Goal of the exercise:
Copy whichever lines contain the string "name".

Data extract:
★ ★ ★ ★

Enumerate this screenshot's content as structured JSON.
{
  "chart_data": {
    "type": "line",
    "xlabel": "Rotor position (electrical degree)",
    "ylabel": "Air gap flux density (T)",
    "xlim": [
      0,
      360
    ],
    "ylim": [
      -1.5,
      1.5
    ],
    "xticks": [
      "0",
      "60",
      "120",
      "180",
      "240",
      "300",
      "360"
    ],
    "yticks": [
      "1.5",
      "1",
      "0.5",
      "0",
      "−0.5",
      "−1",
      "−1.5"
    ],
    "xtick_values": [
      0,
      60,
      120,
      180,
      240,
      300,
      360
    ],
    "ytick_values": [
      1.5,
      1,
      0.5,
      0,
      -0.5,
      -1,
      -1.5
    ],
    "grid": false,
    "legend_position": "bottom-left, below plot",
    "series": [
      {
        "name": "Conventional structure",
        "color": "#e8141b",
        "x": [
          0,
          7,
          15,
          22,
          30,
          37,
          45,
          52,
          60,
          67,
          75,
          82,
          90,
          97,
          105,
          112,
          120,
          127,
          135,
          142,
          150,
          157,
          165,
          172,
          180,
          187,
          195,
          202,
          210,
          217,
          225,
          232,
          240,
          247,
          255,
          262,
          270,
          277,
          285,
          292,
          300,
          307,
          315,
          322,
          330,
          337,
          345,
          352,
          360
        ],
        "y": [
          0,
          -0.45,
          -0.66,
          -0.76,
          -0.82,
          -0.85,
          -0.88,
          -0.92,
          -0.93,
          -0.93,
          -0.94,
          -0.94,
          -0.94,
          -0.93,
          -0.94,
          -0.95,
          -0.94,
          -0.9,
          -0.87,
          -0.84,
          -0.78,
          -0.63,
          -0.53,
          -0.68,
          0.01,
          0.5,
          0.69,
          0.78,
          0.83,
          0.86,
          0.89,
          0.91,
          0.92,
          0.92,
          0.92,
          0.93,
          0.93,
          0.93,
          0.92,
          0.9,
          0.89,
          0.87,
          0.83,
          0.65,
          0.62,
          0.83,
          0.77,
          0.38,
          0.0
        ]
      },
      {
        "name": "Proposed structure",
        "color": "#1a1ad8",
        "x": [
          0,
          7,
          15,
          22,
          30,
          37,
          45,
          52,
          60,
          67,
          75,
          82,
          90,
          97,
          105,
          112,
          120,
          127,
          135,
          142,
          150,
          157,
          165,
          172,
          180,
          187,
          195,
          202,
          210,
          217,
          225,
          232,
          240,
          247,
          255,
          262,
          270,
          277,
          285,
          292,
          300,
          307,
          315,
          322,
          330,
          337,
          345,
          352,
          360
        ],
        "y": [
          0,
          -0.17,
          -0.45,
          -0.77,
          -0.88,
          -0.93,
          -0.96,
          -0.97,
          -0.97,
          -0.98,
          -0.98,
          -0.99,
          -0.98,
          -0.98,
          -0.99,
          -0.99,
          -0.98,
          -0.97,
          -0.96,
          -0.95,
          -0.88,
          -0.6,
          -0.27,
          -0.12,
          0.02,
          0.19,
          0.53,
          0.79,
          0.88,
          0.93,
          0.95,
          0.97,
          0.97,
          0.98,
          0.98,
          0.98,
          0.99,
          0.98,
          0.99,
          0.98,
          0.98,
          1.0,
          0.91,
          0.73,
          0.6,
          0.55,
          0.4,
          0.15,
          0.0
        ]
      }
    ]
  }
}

★ ★ ★ ★

Problem solution:
        "name": "Conventional structure",
        "name": "Proposed structure",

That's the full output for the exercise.